## Requirements
Restate each line of the listing exactly, without carrying over any pictures.

## Records shown
○ ○ ○ ○
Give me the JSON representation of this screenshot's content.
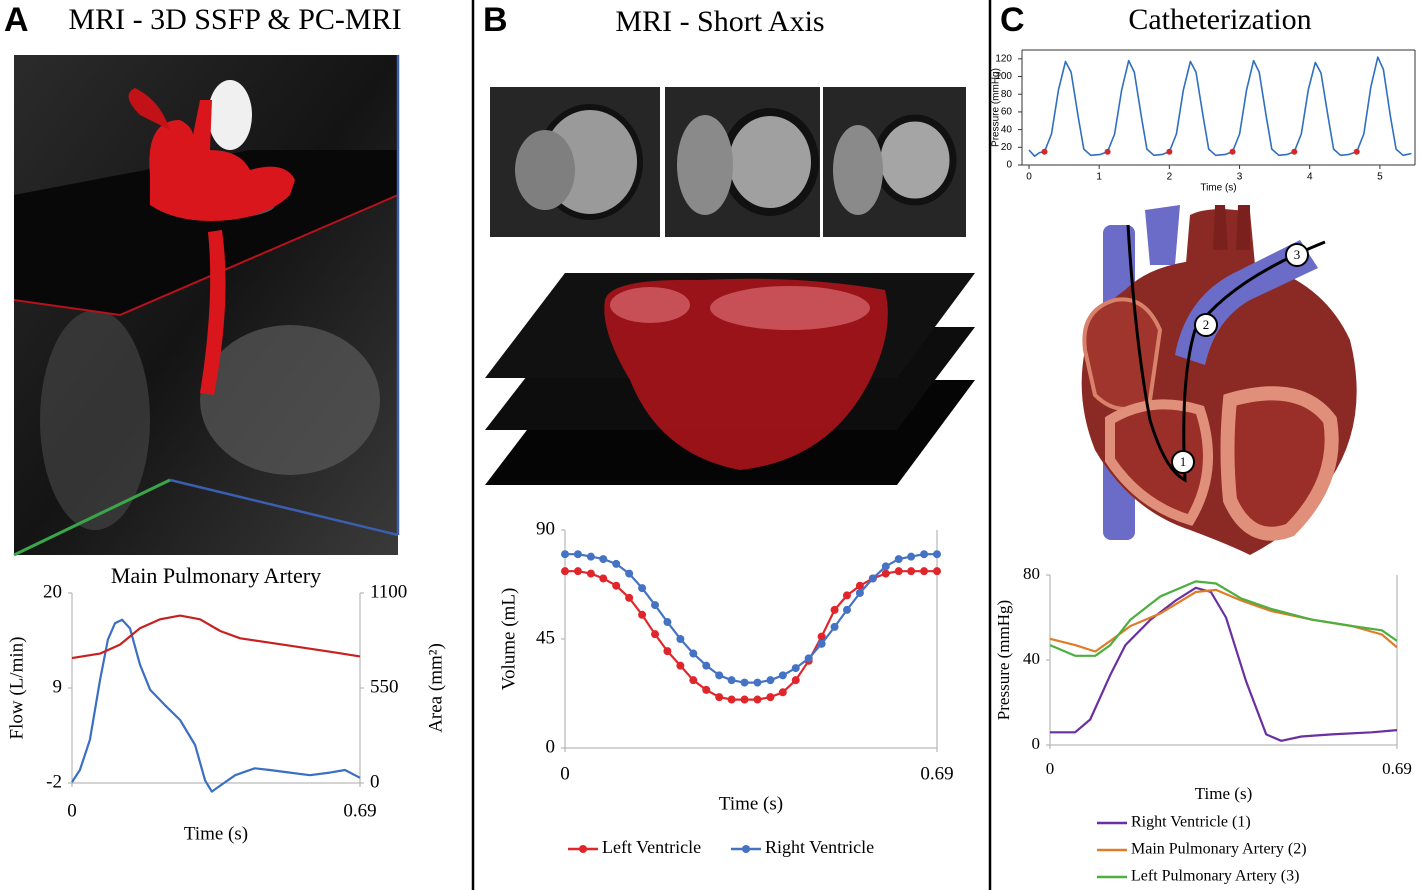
{
  "panels": [
    {
      "letter": "A",
      "title": "MRI - 3D SSFP & PC-MRI"
    },
    {
      "letter": "B",
      "title": "MRI - Short Axis"
    },
    {
      "letter": "C",
      "title": "Catheterization"
    }
  ],
  "catheter_labels": [
    "1",
    "2",
    "3"
  ],
  "chart_data": [
    {
      "type": "line",
      "title": "Main Pulmonary Artery",
      "xlabel": "Time (s)",
      "ylabel": "Flow (L/min)",
      "y2label": "Area (mm²)",
      "xlim": [
        0,
        0.69
      ],
      "xticks": [
        0,
        0.69
      ],
      "ylim": [
        -2,
        20
      ],
      "yticks": [
        -2,
        9,
        20
      ],
      "y2lim": [
        0,
        1100
      ],
      "y2ticks": [
        0,
        550,
        1100
      ],
      "series": [
        {
          "color": "#3a6fc4",
          "axis": "y",
          "x": [
            0,
            0.019,
            0.043,
            0.067,
            0.086,
            0.103,
            0.12,
            0.139,
            0.163,
            0.187,
            0.223,
            0.259,
            0.295,
            0.319,
            0.335,
            0.355,
            0.391,
            0.438,
            0.474,
            0.522,
            0.57,
            0.618,
            0.654,
            0.69
          ],
          "values": [
            -1.9,
            -0.5,
            3.0,
            9.9,
            14.6,
            16.5,
            16.9,
            15.9,
            11.7,
            8.8,
            7.0,
            5.3,
            2.4,
            -1.7,
            -3.0,
            -2.3,
            -1.1,
            -0.3,
            -0.5,
            -0.8,
            -1.1,
            -0.8,
            -0.5,
            -1.4
          ]
        },
        {
          "color": "#c8201e",
          "axis": "y2",
          "x": [
            0,
            0.067,
            0.115,
            0.163,
            0.211,
            0.259,
            0.307,
            0.355,
            0.403,
            0.474,
            0.546,
            0.618,
            0.69
          ],
          "values": [
            723,
            749,
            801,
            896,
            948,
            969,
            948,
            880,
            838,
            812,
            786,
            760,
            733
          ]
        }
      ]
    },
    {
      "type": "line",
      "xlabel": "Time (s)",
      "ylabel": "Volume (mL)",
      "xlim": [
        0,
        0.69
      ],
      "xticks": [
        0,
        0.69
      ],
      "ylim": [
        0,
        90
      ],
      "yticks": [
        0,
        45,
        90
      ],
      "legend": "bottom",
      "x": [
        0,
        0.024,
        0.048,
        0.071,
        0.095,
        0.119,
        0.143,
        0.167,
        0.19,
        0.214,
        0.238,
        0.262,
        0.286,
        0.309,
        0.333,
        0.357,
        0.381,
        0.404,
        0.428,
        0.452,
        0.476,
        0.5,
        0.523,
        0.547,
        0.571,
        0.595,
        0.619,
        0.642,
        0.666,
        0.69
      ],
      "series": [
        {
          "name": "Left Ventricle",
          "color": "#e0262b",
          "marker": true,
          "values": [
            73,
            73,
            72,
            70,
            67,
            62,
            55,
            47,
            40,
            34,
            28,
            24,
            21,
            20,
            20,
            20,
            21,
            23,
            28,
            36,
            46,
            57,
            63,
            67,
            70,
            72,
            73,
            73,
            73,
            73
          ]
        },
        {
          "name": "Right Ventricle",
          "color": "#4472c4",
          "marker": true,
          "values": [
            80,
            80,
            79,
            78,
            76,
            72,
            66,
            59,
            52,
            45,
            39,
            34,
            30,
            28,
            27,
            27,
            28,
            30,
            33,
            37,
            43,
            50,
            57,
            64,
            70,
            75,
            78,
            79,
            80,
            80
          ]
        }
      ]
    },
    {
      "type": "line",
      "xlabel": "Time (s)",
      "ylabel": "Pressure (mmHg)",
      "box": true,
      "xlim": [
        -0.1,
        5.5
      ],
      "xticks": [
        0,
        1,
        2,
        3,
        4,
        5
      ],
      "ylim": [
        0,
        130
      ],
      "yticks": [
        0,
        20,
        40,
        60,
        80,
        100,
        120
      ],
      "series": [
        {
          "color": "#2f6fc0",
          "x": [
            0,
            0.08,
            0.15,
            0.22,
            0.32,
            0.42,
            0.52,
            0.6,
            0.7,
            0.78,
            0.88,
            1.02,
            1.12,
            1.22,
            1.32,
            1.42,
            1.5,
            1.6,
            1.68,
            1.78,
            1.9,
            2.0,
            2.1,
            2.2,
            2.3,
            2.38,
            2.48,
            2.56,
            2.66,
            2.8,
            2.9,
            3.0,
            3.1,
            3.2,
            3.28,
            3.38,
            3.46,
            3.56,
            3.68,
            3.78,
            3.88,
            3.98,
            4.08,
            4.16,
            4.26,
            4.34,
            4.44,
            4.56,
            4.67,
            4.77,
            4.87,
            4.97,
            5.05,
            5.15,
            5.23,
            5.33,
            5.45
          ],
          "values": [
            17,
            10,
            14,
            15,
            35,
            85,
            117,
            105,
            55,
            18,
            11,
            12,
            15,
            35,
            85,
            118,
            105,
            55,
            18,
            11,
            12,
            15,
            35,
            85,
            117,
            105,
            55,
            18,
            11,
            12,
            15,
            35,
            85,
            118,
            105,
            55,
            18,
            11,
            12,
            15,
            35,
            85,
            116,
            104,
            55,
            18,
            11,
            12,
            15,
            35,
            88,
            122,
            108,
            55,
            18,
            11,
            13
          ]
        },
        {
          "color": "#d62728",
          "type": "scatter",
          "x": [
            0.22,
            1.12,
            2.0,
            2.9,
            3.78,
            4.67
          ],
          "values": [
            15,
            15,
            15,
            15,
            15,
            15
          ]
        }
      ]
    },
    {
      "type": "line",
      "xlabel": "Time (s)",
      "ylabel": "Pressure (mmHg)",
      "xlim": [
        0,
        0.69
      ],
      "xticks": [
        0,
        0.69
      ],
      "ylim": [
        0,
        80
      ],
      "yticks": [
        0,
        40,
        80
      ],
      "legend": "bottom",
      "series": [
        {
          "name": "Right Ventricle (1)",
          "color": "#6a2fa0",
          "x": [
            0,
            0.05,
            0.08,
            0.12,
            0.15,
            0.2,
            0.25,
            0.29,
            0.32,
            0.35,
            0.39,
            0.43,
            0.46,
            0.5,
            0.56,
            0.64,
            0.69
          ],
          "values": [
            6,
            6,
            12,
            33,
            47,
            59,
            68,
            74,
            72,
            60,
            30,
            5,
            2,
            4,
            5,
            6,
            7
          ]
        },
        {
          "name": "Main Pulmonary Artery (2)",
          "color": "#e07b2a",
          "x": [
            0,
            0.05,
            0.09,
            0.12,
            0.16,
            0.22,
            0.29,
            0.33,
            0.38,
            0.44,
            0.52,
            0.6,
            0.66,
            0.69
          ],
          "values": [
            50,
            47,
            44,
            49,
            56,
            62,
            72,
            73,
            68,
            63,
            59,
            56,
            52,
            46
          ]
        },
        {
          "name": "Left Pulmonary Artery (3)",
          "color": "#4caf3f",
          "x": [
            0,
            0.05,
            0.09,
            0.12,
            0.16,
            0.22,
            0.29,
            0.33,
            0.38,
            0.44,
            0.52,
            0.6,
            0.66,
            0.69
          ],
          "values": [
            47,
            42,
            42,
            47,
            59,
            70,
            77,
            76,
            69,
            64,
            59,
            56,
            54,
            49
          ]
        }
      ]
    }
  ]
}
○ ○ ○ ○
## Answer to this problem
Give me the JSON representation of this screenshot's content.
{
  "panels": [
    {
      "letter": "A",
      "title": "MRI - 3D SSFP & PC-MRI"
    },
    {
      "letter": "B",
      "title": "MRI - Short Axis"
    },
    {
      "letter": "C",
      "title": "Catheterization"
    }
  ],
  "catheter_labels": [
    "1",
    "2",
    "3"
  ],
  "chart_data": [
    {
      "type": "line",
      "title": "Main Pulmonary Artery",
      "xlabel": "Time (s)",
      "ylabel": "Flow (L/min)",
      "y2label": "Area (mm²)",
      "xlim": [
        0,
        0.69
      ],
      "xticks": [
        0,
        0.69
      ],
      "ylim": [
        -2,
        20
      ],
      "yticks": [
        -2,
        9,
        20
      ],
      "y2lim": [
        0,
        1100
      ],
      "y2ticks": [
        0,
        550,
        1100
      ],
      "series": [
        {
          "color": "#3a6fc4",
          "axis": "y",
          "x": [
            0,
            0.019,
            0.043,
            0.067,
            0.086,
            0.103,
            0.12,
            0.139,
            0.163,
            0.187,
            0.223,
            0.259,
            0.295,
            0.319,
            0.335,
            0.355,
            0.391,
            0.438,
            0.474,
            0.522,
            0.57,
            0.618,
            0.654,
            0.69
          ],
          "values": [
            -1.9,
            -0.5,
            3.0,
            9.9,
            14.6,
            16.5,
            16.9,
            15.9,
            11.7,
            8.8,
            7.0,
            5.3,
            2.4,
            -1.7,
            -3.0,
            -2.3,
            -1.1,
            -0.3,
            -0.5,
            -0.8,
            -1.1,
            -0.8,
            -0.5,
            -1.4
          ]
        },
        {
          "color": "#c8201e",
          "axis": "y2",
          "x": [
            0,
            0.067,
            0.115,
            0.163,
            0.211,
            0.259,
            0.307,
            0.355,
            0.403,
            0.474,
            0.546,
            0.618,
            0.69
          ],
          "values": [
            723,
            749,
            801,
            896,
            948,
            969,
            948,
            880,
            838,
            812,
            786,
            760,
            733
          ]
        }
      ]
    },
    {
      "type": "line",
      "xlabel": "Time (s)",
      "ylabel": "Volume (mL)",
      "xlim": [
        0,
        0.69
      ],
      "xticks": [
        0,
        0.69
      ],
      "ylim": [
        0,
        90
      ],
      "yticks": [
        0,
        45,
        90
      ],
      "legend": "bottom",
      "x": [
        0,
        0.024,
        0.048,
        0.071,
        0.095,
        0.119,
        0.143,
        0.167,
        0.19,
        0.214,
        0.238,
        0.262,
        0.286,
        0.309,
        0.333,
        0.357,
        0.381,
        0.404,
        0.428,
        0.452,
        0.476,
        0.5,
        0.523,
        0.547,
        0.571,
        0.595,
        0.619,
        0.642,
        0.666,
        0.69
      ],
      "series": [
        {
          "name": "Left Ventricle",
          "color": "#e0262b",
          "marker": true,
          "values": [
            73,
            73,
            72,
            70,
            67,
            62,
            55,
            47,
            40,
            34,
            28,
            24,
            21,
            20,
            20,
            20,
            21,
            23,
            28,
            36,
            46,
            57,
            63,
            67,
            70,
            72,
            73,
            73,
            73,
            73
          ]
        },
        {
          "name": "Right Ventricle",
          "color": "#4472c4",
          "marker": true,
          "values": [
            80,
            80,
            79,
            78,
            76,
            72,
            66,
            59,
            52,
            45,
            39,
            34,
            30,
            28,
            27,
            27,
            28,
            30,
            33,
            37,
            43,
            50,
            57,
            64,
            70,
            75,
            78,
            79,
            80,
            80
          ]
        }
      ]
    },
    {
      "type": "line",
      "xlabel": "Time (s)",
      "ylabel": "Pressure (mmHg)",
      "box": true,
      "xlim": [
        -0.1,
        5.5
      ],
      "xticks": [
        0,
        1,
        2,
        3,
        4,
        5
      ],
      "ylim": [
        0,
        130
      ],
      "yticks": [
        0,
        20,
        40,
        60,
        80,
        100,
        120
      ],
      "series": [
        {
          "color": "#2f6fc0",
          "x": [
            0,
            0.08,
            0.15,
            0.22,
            0.32,
            0.42,
            0.52,
            0.6,
            0.7,
            0.78,
            0.88,
            1.02,
            1.12,
            1.22,
            1.32,
            1.42,
            1.5,
            1.6,
            1.68,
            1.78,
            1.9,
            2.0,
            2.1,
            2.2,
            2.3,
            2.38,
            2.48,
            2.56,
            2.66,
            2.8,
            2.9,
            3.0,
            3.1,
            3.2,
            3.28,
            3.38,
            3.46,
            3.56,
            3.68,
            3.78,
            3.88,
            3.98,
            4.08,
            4.16,
            4.26,
            4.34,
            4.44,
            4.56,
            4.67,
            4.77,
            4.87,
            4.97,
            5.05,
            5.15,
            5.23,
            5.33,
            5.45
          ],
          "values": [
            17,
            10,
            14,
            15,
            35,
            85,
            117,
            105,
            55,
            18,
            11,
            12,
            15,
            35,
            85,
            118,
            105,
            55,
            18,
            11,
            12,
            15,
            35,
            85,
            117,
            105,
            55,
            18,
            11,
            12,
            15,
            35,
            85,
            118,
            105,
            55,
            18,
            11,
            12,
            15,
            35,
            85,
            116,
            104,
            55,
            18,
            11,
            12,
            15,
            35,
            88,
            122,
            108,
            55,
            18,
            11,
            13
          ]
        },
        {
          "color": "#d62728",
          "type": "scatter",
          "x": [
            0.22,
            1.12,
            2.0,
            2.9,
            3.78,
            4.67
          ],
          "values": [
            15,
            15,
            15,
            15,
            15,
            15
          ]
        }
      ]
    },
    {
      "type": "line",
      "xlabel": "Time (s)",
      "ylabel": "Pressure (mmHg)",
      "xlim": [
        0,
        0.69
      ],
      "xticks": [
        0,
        0.69
      ],
      "ylim": [
        0,
        80
      ],
      "yticks": [
        0,
        40,
        80
      ],
      "legend": "bottom",
      "series": [
        {
          "name": "Right Ventricle (1)",
          "color": "#6a2fa0",
          "x": [
            0,
            0.05,
            0.08,
            0.12,
            0.15,
            0.2,
            0.25,
            0.29,
            0.32,
            0.35,
            0.39,
            0.43,
            0.46,
            0.5,
            0.56,
            0.64,
            0.69
          ],
          "values": [
            6,
            6,
            12,
            33,
            47,
            59,
            68,
            74,
            72,
            60,
            30,
            5,
            2,
            4,
            5,
            6,
            7
          ]
        },
        {
          "name": "Main Pulmonary Artery (2)",
          "color": "#e07b2a",
          "x": [
            0,
            0.05,
            0.09,
            0.12,
            0.16,
            0.22,
            0.29,
            0.33,
            0.38,
            0.44,
            0.52,
            0.6,
            0.66,
            0.69
          ],
          "values": [
            50,
            47,
            44,
            49,
            56,
            62,
            72,
            73,
            68,
            63,
            59,
            56,
            52,
            46
          ]
        },
        {
          "name": "Left Pulmonary Artery (3)",
          "color": "#4caf3f",
          "x": [
            0,
            0.05,
            0.09,
            0.12,
            0.16,
            0.22,
            0.29,
            0.33,
            0.38,
            0.44,
            0.52,
            0.6,
            0.66,
            0.69
          ],
          "values": [
            47,
            42,
            42,
            47,
            59,
            70,
            77,
            76,
            69,
            64,
            59,
            56,
            54,
            49
          ]
        }
      ]
    }
  ]
}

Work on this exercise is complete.